§ Directive: Write out all lines holding the word "ylabel".

A block of data:
:::::

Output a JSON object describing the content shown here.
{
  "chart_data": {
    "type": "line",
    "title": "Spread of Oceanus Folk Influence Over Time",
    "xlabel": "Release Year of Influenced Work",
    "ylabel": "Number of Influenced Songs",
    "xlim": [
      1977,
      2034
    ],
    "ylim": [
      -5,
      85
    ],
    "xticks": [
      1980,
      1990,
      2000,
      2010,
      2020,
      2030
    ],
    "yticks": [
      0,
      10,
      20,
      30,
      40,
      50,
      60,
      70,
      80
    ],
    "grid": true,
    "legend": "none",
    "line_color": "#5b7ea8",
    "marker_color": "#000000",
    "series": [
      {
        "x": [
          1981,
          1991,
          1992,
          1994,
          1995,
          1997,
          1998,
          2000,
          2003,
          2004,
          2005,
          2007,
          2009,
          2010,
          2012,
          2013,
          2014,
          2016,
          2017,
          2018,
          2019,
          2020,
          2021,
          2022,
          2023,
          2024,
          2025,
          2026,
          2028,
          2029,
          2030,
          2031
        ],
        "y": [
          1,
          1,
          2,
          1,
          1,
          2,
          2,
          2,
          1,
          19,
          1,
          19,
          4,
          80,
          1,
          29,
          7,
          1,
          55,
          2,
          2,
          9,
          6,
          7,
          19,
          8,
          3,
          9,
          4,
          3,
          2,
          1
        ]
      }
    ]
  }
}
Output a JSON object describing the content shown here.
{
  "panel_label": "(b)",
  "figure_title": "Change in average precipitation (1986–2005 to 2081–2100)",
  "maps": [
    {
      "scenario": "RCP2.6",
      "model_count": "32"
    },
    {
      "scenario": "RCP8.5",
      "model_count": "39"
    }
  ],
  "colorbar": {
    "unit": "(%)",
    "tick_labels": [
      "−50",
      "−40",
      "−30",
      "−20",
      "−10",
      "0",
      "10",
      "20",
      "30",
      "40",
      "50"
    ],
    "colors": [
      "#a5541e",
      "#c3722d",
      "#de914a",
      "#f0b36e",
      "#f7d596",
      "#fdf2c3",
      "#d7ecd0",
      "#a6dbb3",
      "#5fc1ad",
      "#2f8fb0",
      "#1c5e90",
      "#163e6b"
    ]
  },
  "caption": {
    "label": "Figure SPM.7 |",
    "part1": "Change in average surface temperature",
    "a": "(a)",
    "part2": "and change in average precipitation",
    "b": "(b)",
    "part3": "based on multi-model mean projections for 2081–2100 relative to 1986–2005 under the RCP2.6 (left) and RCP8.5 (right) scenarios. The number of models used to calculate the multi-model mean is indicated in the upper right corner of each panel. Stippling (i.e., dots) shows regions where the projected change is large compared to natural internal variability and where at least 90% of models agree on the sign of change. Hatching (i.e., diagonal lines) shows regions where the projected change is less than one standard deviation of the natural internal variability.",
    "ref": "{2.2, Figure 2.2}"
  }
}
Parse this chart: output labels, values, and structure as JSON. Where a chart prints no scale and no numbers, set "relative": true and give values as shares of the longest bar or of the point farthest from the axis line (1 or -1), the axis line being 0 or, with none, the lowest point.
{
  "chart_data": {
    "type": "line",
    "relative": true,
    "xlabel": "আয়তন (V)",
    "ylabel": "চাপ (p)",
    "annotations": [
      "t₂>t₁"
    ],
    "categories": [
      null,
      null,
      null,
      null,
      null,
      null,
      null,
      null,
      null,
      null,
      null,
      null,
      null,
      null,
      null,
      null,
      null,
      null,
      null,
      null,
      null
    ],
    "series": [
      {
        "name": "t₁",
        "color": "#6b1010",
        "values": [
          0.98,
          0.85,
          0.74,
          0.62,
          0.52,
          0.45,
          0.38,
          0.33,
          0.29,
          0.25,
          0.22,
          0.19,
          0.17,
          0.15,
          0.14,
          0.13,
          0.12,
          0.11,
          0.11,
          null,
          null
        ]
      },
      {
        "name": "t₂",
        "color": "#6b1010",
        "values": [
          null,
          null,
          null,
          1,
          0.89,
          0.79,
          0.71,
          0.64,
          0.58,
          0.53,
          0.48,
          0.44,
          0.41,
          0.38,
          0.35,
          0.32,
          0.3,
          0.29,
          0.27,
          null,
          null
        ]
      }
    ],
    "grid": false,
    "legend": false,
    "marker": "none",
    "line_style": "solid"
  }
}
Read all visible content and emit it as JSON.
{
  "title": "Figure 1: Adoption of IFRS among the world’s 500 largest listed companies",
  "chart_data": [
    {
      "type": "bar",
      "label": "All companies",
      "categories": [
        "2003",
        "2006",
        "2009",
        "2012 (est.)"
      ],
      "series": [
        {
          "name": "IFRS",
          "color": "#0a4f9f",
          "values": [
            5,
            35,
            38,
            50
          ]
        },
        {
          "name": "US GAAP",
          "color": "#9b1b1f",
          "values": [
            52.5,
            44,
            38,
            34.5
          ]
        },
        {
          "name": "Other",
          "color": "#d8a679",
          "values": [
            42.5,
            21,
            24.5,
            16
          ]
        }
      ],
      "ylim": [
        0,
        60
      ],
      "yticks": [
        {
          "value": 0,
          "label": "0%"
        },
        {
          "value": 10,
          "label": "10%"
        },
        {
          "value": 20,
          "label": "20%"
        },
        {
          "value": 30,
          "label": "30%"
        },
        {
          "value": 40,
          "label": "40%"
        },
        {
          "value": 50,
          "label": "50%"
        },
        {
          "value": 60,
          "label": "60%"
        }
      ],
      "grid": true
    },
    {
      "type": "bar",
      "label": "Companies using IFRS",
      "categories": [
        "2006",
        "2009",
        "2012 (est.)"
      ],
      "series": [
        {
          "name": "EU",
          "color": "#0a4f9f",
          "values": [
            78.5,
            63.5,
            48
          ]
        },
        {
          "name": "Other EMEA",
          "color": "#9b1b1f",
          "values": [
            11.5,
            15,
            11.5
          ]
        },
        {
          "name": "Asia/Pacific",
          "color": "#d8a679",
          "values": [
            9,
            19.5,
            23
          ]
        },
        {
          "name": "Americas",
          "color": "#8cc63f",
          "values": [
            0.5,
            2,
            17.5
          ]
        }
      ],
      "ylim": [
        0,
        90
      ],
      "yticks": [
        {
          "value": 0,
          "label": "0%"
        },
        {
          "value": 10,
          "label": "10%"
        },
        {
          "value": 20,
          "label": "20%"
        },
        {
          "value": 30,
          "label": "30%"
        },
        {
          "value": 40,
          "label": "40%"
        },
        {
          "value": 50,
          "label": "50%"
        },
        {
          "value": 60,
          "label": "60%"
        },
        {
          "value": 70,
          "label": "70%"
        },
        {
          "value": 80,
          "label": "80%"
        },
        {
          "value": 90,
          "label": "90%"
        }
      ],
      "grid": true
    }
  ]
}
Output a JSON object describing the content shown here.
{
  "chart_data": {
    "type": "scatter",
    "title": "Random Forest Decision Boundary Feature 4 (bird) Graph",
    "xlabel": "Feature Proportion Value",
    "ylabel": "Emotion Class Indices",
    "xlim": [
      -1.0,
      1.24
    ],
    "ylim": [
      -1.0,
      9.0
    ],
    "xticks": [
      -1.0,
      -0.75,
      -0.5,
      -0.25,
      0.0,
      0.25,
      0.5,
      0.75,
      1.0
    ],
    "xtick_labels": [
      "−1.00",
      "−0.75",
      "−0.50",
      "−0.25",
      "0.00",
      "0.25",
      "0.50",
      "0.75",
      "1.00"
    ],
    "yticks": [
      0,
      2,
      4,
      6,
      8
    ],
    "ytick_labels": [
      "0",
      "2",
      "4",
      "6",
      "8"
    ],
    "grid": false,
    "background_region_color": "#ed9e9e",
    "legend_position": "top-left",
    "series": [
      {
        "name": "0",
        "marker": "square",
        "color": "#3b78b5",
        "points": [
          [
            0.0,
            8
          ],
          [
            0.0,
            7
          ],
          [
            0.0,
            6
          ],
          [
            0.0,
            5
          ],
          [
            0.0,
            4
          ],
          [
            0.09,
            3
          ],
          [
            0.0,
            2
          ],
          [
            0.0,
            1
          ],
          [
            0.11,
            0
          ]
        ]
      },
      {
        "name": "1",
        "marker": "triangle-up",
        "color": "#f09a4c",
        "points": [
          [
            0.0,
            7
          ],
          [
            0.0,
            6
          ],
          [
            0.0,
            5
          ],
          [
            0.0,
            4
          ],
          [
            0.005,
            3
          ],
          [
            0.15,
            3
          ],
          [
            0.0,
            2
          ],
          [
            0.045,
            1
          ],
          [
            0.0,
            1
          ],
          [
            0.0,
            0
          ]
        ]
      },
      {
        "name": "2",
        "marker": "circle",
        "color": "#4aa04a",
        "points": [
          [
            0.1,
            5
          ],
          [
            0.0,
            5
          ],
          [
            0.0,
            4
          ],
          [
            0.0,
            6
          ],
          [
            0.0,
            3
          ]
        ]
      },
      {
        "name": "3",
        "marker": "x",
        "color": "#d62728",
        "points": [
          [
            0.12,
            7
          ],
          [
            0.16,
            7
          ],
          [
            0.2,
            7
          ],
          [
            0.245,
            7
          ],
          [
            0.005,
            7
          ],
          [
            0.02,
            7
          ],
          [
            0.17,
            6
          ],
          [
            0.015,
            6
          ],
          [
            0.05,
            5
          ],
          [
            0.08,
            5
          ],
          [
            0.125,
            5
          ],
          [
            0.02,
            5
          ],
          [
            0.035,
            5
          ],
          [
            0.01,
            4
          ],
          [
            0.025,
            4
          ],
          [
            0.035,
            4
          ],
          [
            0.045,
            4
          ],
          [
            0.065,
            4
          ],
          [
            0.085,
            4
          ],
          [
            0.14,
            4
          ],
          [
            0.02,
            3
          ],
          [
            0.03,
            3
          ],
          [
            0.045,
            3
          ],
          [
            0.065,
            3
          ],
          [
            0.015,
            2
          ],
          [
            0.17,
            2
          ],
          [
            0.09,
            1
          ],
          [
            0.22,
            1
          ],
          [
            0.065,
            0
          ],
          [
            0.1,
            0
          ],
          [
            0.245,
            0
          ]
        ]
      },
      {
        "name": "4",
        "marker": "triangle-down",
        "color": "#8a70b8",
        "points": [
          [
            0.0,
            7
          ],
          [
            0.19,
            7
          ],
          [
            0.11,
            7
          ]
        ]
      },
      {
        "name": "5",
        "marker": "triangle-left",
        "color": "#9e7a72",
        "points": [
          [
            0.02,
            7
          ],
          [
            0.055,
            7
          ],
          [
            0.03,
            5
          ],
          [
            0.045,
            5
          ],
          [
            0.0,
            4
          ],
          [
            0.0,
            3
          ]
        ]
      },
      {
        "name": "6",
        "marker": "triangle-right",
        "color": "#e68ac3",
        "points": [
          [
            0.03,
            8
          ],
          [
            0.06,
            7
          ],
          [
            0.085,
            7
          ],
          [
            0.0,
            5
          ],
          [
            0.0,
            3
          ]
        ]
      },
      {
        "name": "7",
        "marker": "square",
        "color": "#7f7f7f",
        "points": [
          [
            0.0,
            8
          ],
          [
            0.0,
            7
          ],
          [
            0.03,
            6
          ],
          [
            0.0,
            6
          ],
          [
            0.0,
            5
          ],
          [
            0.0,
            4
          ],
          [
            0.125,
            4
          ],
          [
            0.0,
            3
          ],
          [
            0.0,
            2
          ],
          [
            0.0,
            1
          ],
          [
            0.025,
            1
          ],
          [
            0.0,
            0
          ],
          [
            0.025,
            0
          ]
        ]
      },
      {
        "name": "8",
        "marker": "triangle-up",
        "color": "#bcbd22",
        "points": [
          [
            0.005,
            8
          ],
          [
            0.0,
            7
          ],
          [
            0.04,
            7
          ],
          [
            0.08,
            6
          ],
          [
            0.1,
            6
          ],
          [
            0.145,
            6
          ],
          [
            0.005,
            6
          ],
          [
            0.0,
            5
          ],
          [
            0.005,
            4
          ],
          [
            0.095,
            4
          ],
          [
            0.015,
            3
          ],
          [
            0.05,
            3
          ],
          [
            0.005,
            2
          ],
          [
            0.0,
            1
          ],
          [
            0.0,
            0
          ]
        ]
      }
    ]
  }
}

:::::

§ The output:
    "ylabel": "Number of Influenced Songs",
    "ylabel": "চাপ (p)",
    "ylabel": "Emotion Class Indices",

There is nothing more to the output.